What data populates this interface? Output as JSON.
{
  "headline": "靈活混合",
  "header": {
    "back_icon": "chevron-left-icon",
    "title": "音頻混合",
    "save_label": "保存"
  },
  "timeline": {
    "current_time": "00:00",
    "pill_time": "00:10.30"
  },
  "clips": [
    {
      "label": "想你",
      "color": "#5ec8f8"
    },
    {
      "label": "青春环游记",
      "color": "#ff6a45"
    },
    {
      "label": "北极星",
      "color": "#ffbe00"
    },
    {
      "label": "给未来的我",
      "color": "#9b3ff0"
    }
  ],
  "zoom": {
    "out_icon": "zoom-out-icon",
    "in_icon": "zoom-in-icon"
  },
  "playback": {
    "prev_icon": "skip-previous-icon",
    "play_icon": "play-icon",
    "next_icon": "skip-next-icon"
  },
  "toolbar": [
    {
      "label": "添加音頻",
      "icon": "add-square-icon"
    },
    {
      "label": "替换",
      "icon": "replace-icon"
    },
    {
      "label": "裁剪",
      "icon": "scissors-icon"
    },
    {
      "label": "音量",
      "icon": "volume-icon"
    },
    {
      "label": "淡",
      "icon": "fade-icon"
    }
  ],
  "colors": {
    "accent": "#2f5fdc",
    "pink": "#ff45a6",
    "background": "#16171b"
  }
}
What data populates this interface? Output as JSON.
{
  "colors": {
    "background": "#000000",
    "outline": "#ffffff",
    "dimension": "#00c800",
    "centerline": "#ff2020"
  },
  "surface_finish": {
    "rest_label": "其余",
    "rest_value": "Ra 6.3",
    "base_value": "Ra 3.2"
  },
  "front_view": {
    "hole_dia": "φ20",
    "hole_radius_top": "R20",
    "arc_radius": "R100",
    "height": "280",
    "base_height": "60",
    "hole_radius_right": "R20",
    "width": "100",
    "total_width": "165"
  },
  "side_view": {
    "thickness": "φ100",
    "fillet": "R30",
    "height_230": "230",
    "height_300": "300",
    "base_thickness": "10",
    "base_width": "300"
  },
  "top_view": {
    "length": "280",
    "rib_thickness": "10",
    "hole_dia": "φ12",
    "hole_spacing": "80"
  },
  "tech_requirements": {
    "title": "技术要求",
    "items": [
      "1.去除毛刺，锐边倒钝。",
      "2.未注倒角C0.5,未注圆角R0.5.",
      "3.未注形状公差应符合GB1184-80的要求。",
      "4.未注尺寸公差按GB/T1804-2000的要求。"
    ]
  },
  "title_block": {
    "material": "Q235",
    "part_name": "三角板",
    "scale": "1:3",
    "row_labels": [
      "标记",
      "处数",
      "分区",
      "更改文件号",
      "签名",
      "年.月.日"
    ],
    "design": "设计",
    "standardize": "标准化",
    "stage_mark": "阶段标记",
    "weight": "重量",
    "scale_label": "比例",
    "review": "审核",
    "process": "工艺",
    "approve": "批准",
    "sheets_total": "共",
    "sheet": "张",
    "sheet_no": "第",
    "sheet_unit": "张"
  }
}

========

> Task to complete
Each line above that includes "zoom" should be shown.

> Full output
  "zoom": {
    "out_icon": "zoom-out-icon",
    "in_icon": "zoom-in-icon"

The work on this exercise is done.